[Collected data entries]
+---+
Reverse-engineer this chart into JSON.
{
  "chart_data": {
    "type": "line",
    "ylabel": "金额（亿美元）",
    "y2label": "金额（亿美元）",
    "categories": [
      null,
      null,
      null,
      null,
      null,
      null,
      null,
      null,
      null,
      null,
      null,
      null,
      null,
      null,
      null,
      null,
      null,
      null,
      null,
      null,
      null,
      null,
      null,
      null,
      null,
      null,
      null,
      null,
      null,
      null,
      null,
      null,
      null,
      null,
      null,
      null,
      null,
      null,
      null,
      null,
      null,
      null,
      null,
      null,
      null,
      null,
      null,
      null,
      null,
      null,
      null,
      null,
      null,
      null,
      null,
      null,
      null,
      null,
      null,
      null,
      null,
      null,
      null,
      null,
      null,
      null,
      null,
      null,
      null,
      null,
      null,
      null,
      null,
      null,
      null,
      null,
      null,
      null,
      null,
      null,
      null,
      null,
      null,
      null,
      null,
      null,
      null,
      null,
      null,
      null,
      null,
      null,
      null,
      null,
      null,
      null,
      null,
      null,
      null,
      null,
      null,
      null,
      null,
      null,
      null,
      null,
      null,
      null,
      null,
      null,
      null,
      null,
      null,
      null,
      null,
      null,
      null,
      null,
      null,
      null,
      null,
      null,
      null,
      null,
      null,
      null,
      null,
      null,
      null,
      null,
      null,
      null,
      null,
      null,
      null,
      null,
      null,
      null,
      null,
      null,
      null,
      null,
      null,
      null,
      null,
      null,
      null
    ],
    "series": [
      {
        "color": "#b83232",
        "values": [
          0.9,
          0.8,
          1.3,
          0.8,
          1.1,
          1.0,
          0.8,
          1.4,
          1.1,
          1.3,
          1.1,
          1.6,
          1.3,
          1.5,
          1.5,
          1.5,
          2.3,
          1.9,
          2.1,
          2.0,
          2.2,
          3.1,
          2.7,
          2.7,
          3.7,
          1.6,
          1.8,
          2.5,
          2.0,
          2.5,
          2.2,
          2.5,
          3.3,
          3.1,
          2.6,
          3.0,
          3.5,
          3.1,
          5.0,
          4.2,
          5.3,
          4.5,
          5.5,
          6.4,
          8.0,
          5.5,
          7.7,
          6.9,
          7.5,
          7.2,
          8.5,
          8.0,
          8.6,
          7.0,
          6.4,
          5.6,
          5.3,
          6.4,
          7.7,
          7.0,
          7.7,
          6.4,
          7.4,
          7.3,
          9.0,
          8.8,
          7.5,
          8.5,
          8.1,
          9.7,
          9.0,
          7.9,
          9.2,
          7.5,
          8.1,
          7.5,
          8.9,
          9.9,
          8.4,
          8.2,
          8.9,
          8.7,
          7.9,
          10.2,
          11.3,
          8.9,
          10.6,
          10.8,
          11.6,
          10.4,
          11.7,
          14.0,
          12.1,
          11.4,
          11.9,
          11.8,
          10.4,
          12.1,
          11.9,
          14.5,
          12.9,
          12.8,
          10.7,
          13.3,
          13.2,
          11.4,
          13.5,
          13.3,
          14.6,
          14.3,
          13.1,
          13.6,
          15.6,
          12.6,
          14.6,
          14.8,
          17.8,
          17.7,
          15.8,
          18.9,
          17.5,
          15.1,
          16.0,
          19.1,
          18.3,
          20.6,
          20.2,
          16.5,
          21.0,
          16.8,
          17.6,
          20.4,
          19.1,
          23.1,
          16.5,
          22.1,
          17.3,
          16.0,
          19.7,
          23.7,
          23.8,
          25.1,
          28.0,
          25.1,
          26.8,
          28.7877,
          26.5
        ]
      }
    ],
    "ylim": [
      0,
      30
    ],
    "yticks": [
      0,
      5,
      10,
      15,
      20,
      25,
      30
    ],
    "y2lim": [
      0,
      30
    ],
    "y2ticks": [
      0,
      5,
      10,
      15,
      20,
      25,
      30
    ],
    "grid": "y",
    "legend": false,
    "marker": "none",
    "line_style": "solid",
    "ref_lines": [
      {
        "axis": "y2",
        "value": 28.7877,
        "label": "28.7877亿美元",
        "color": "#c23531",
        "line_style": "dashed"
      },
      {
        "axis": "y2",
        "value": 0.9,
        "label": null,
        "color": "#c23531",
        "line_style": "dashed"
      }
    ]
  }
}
+---+
> What is being asked: Quote the data above in full, changing nothing.

> Task solution:
Reverse-engineer this chart into JSON.
{
  "chart_data": {
    "type": "line",
    "ylabel": "金额（亿美元）",
    "y2label": "金额（亿美元）",
    "categories": [
      null,
      null,
      null,
      null,
      null,
      null,
      null,
      null,
      null,
      null,
      null,
      null,
      null,
      null,
      null,
      null,
      null,
      null,
      null,
      null,
      null,
      null,
      null,
      null,
      null,
      null,
      null,
      null,
      null,
      null,
      null,
      null,
      null,
      null,
      null,
      null,
      null,
      null,
      null,
      null,
      null,
      null,
      null,
      null,
      null,
      null,
      null,
      null,
      null,
      null,
      null,
      null,
      null,
      null,
      null,
      null,
      null,
      null,
      null,
      null,
      null,
      null,
      null,
      null,
      null,
      null,
      null,
      null,
      null,
      null,
      null,
      null,
      null,
      null,
      null,
      null,
      null,
      null,
      null,
      null,
      null,
      null,
      null,
      null,
      null,
      null,
      null,
      null,
      null,
      null,
      null,
      null,
      null,
      null,
      null,
      null,
      null,
      null,
      null,
      null,
      null,
      null,
      null,
      null,
      null,
      null,
      null,
      null,
      null,
      null,
      null,
      null,
      null,
      null,
      null,
      null,
      null,
      null,
      null,
      null,
      null,
      null,
      null,
      null,
      null,
      null,
      null,
      null,
      null,
      null,
      null,
      null,
      null,
      null,
      null,
      null,
      null,
      null,
      null,
      null,
      null,
      null,
      null,
      null,
      null,
      null,
      null
    ],
    "series": [
      {
        "color": "#b83232",
        "values": [
          0.9,
          0.8,
          1.3,
          0.8,
          1.1,
          1.0,
          0.8,
          1.4,
          1.1,
          1.3,
          1.1,
          1.6,
          1.3,
          1.5,
          1.5,
          1.5,
          2.3,
          1.9,
          2.1,
          2.0,
          2.2,
          3.1,
          2.7,
          2.7,
          3.7,
          1.6,
          1.8,
          2.5,
          2.0,
          2.5,
          2.2,
          2.5,
          3.3,
          3.1,
          2.6,
          3.0,
          3.5,
          3.1,
          5.0,
          4.2,
          5.3,
          4.5,
          5.5,
          6.4,
          8.0,
          5.5,
          7.7,
          6.9,
          7.5,
          7.2,
          8.5,
          8.0,
          8.6,
          7.0,
          6.4,
          5.6,
          5.3,
          6.4,
          7.7,
          7.0,
          7.7,
          6.4,
          7.4,
          7.3,
          9.0,
          8.8,
          7.5,
          8.5,
          8.1,
          9.7,
          9.0,
          7.9,
          9.2,
          7.5,
          8.1,
          7.5,
          8.9,
          9.9,
          8.4,
          8.2,
          8.9,
          8.7,
          7.9,
          10.2,
          11.3,
          8.9,
          10.6,
          10.8,
          11.6,
          10.4,
          11.7,
          14.0,
          12.1,
          11.4,
          11.9,
          11.8,
          10.4,
          12.1,
          11.9,
          14.5,
          12.9,
          12.8,
          10.7,
          13.3,
          13.2,
          11.4,
          13.5,
          13.3,
          14.6,
          14.3,
          13.1,
          13.6,
          15.6,
          12.6,
          14.6,
          14.8,
          17.8,
          17.7,
          15.8,
          18.9,
          17.5,
          15.1,
          16.0,
          19.1,
          18.3,
          20.6,
          20.2,
          16.5,
          21.0,
          16.8,
          17.6,
          20.4,
          19.1,
          23.1,
          16.5,
          22.1,
          17.3,
          16.0,
          19.7,
          23.7,
          23.8,
          25.1,
          28.0,
          25.1,
          26.8,
          28.7877,
          26.5
        ]
      }
    ],
    "ylim": [
      0,
      30
    ],
    "yticks": [
      0,
      5,
      10,
      15,
      20,
      25,
      30
    ],
    "y2lim": [
      0,
      30
    ],
    "y2ticks": [
      0,
      5,
      10,
      15,
      20,
      25,
      30
    ],
    "grid": "y",
    "legend": false,
    "marker": "none",
    "line_style": "solid",
    "ref_lines": [
      {
        "axis": "y2",
        "value": 28.7877,
        "label": "28.7877亿美元",
        "color": "#c23531",
        "line_style": "dashed"
      },
      {
        "axis": "y2",
        "value": 0.9,
        "label": null,
        "color": "#c23531",
        "line_style": "dashed"
      }
    ]
  }
}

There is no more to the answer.